_Requirement_. Take every line from the listing below that contains "globalXsltFile".

(Extracted data entries)
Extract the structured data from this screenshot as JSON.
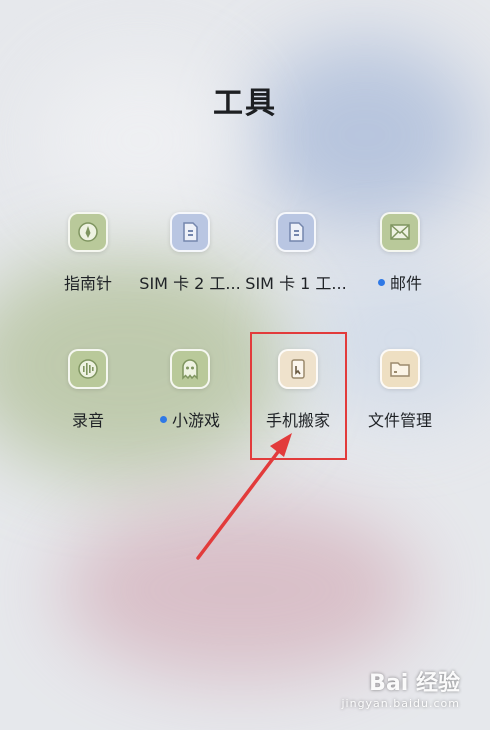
{
  "folder": {
    "title": "工具"
  },
  "apps": [
    {
      "label": "指南针",
      "icon": "compass-icon",
      "color": "#b9c99a",
      "new": false
    },
    {
      "label": "SIM 卡 2 工...",
      "icon": "sim-card-icon",
      "color": "#b9c6e2",
      "new": false
    },
    {
      "label": "SIM 卡 1 工...",
      "icon": "sim-card-icon",
      "color": "#b9c6e2",
      "new": false
    },
    {
      "label": "邮件",
      "icon": "mail-icon",
      "color": "#b9c99a",
      "new": true
    },
    {
      "label": "录音",
      "icon": "voice-recorder-icon",
      "color": "#b9c99a",
      "new": false
    },
    {
      "label": "小游戏",
      "icon": "ghost-game-icon",
      "color": "#b9c99a",
      "new": true
    },
    {
      "label": "手机搬家",
      "icon": "phone-clone-icon",
      "color": "#efe2cc",
      "new": false
    },
    {
      "label": "文件管理",
      "icon": "folder-icon",
      "color": "#eedfc2",
      "new": false
    }
  ],
  "accent_colors": {
    "highlight": "#e23b3b",
    "new_dot": "#2f79e6"
  },
  "watermark": {
    "main": "Bai 经验",
    "sub": "jingyan.baidu.com"
  }
}
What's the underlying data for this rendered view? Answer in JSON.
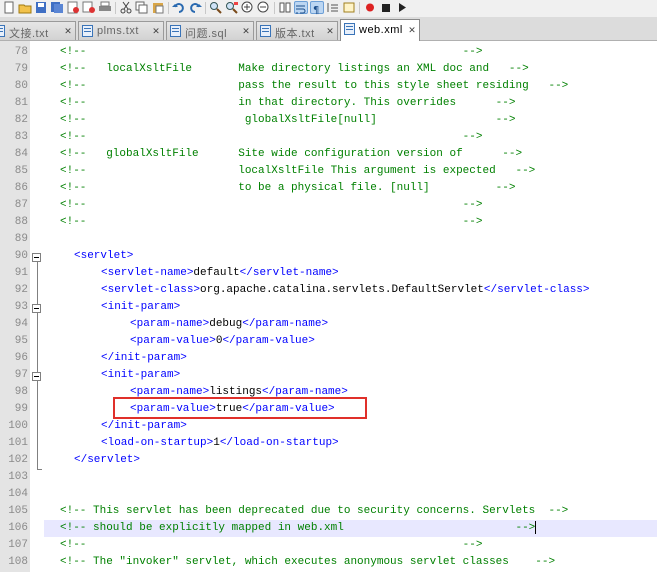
{
  "toolbar": {
    "buttons": [
      "new-file-icon",
      "open-file-icon",
      "save-icon",
      "save-all-icon",
      "close-icon",
      "close-all-icon",
      "print-icon",
      "cut-icon",
      "copy-icon",
      "paste-icon",
      "undo-icon",
      "redo-icon",
      "find-icon",
      "replace-icon",
      "zoom-in-icon",
      "zoom-out-icon",
      "sync-scroll-icon",
      "word-wrap-icon",
      "show-all-chars-icon",
      "indent-guide-icon",
      "user-lang-icon",
      "record-macro-icon",
      "stop-record-icon",
      "play-macro-icon"
    ],
    "active": [
      "word-wrap-icon",
      "show-all-chars-icon"
    ]
  },
  "tabs": [
    {
      "label": "文接.txt",
      "active": false
    },
    {
      "label": "plms.txt",
      "active": false
    },
    {
      "label": "问题.sql",
      "active": false
    },
    {
      "label": "版本.txt",
      "active": false
    },
    {
      "label": "web.xml",
      "active": true
    }
  ],
  "lines": [
    {
      "n": "78",
      "text": "<!--                                                         -->"
    },
    {
      "n": "79",
      "text": "<!--   localXsltFile       Make directory listings an XML doc and   -->"
    },
    {
      "n": "80",
      "text": "<!--                       pass the result to this style sheet residing   -->"
    },
    {
      "n": "81",
      "text": "<!--                       in that directory. This overrides      -->"
    },
    {
      "n": "82",
      "text": "<!--                        globalXsltFile[null]                  -->"
    },
    {
      "n": "83",
      "text": "<!--                                                         -->"
    },
    {
      "n": "84",
      "text": "<!--   globalXsltFile      Site wide configuration version of      -->"
    },
    {
      "n": "85",
      "text": "<!--                       localXsltFile This argument is expected   -->"
    },
    {
      "n": "86",
      "text": "<!--                       to be a physical file. [null]          -->"
    },
    {
      "n": "87",
      "text": "<!--                                                         -->"
    },
    {
      "n": "88",
      "text": "<!--                                                         -->"
    },
    {
      "n": "89",
      "text": ""
    },
    {
      "n": "90",
      "text": "<servlet>"
    },
    {
      "n": "91",
      "text": "<servlet-name>default</servlet-name>"
    },
    {
      "n": "92",
      "text": "<servlet-class>org.apache.catalina.servlets.DefaultServlet</servlet-class>"
    },
    {
      "n": "93",
      "text": "<init-param>"
    },
    {
      "n": "94",
      "text": "<param-name>debug</param-name>"
    },
    {
      "n": "95",
      "text": "<param-value>0</param-value>"
    },
    {
      "n": "96",
      "text": "</init-param>"
    },
    {
      "n": "97",
      "text": "<init-param>"
    },
    {
      "n": "98",
      "text": "<param-name>listings</param-name>"
    },
    {
      "n": "99",
      "text": "<param-value>true</param-value>"
    },
    {
      "n": "100",
      "text": "</init-param>"
    },
    {
      "n": "101",
      "text": "<load-on-startup>1</load-on-startup>"
    },
    {
      "n": "102",
      "text": "</servlet>"
    },
    {
      "n": "103",
      "text": ""
    },
    {
      "n": "104",
      "text": ""
    },
    {
      "n": "105",
      "text": "<!-- This servlet has been deprecated due to security concerns. Servlets  -->"
    },
    {
      "n": "106",
      "text": "<!-- should be explicitly mapped in web.xml                          -->"
    },
    {
      "n": "107",
      "text": "<!--                                                         -->"
    },
    {
      "n": "108",
      "text": "<!-- The \"invoker\" servlet, which executes anonymous servlet classes    -->"
    }
  ],
  "highlighted_line": "106",
  "colors": {
    "comment": "#008000",
    "tag": "#0000ff",
    "text": "#000000",
    "annotation_box": "#e0302a",
    "current_line": "#e8e8ff"
  }
}
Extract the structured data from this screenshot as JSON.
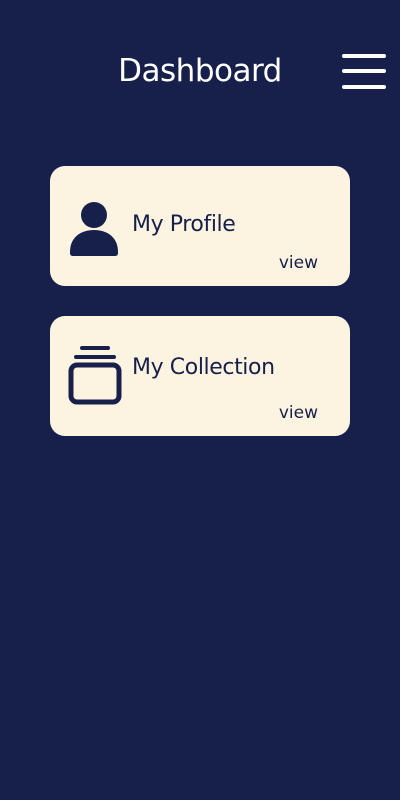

_Reply to the exercise_.
      "text": "<!--                        globalXsltFile[null]                  -->"
      "text": "<!--   globalXsltFile      Site wide configuration version of      -->"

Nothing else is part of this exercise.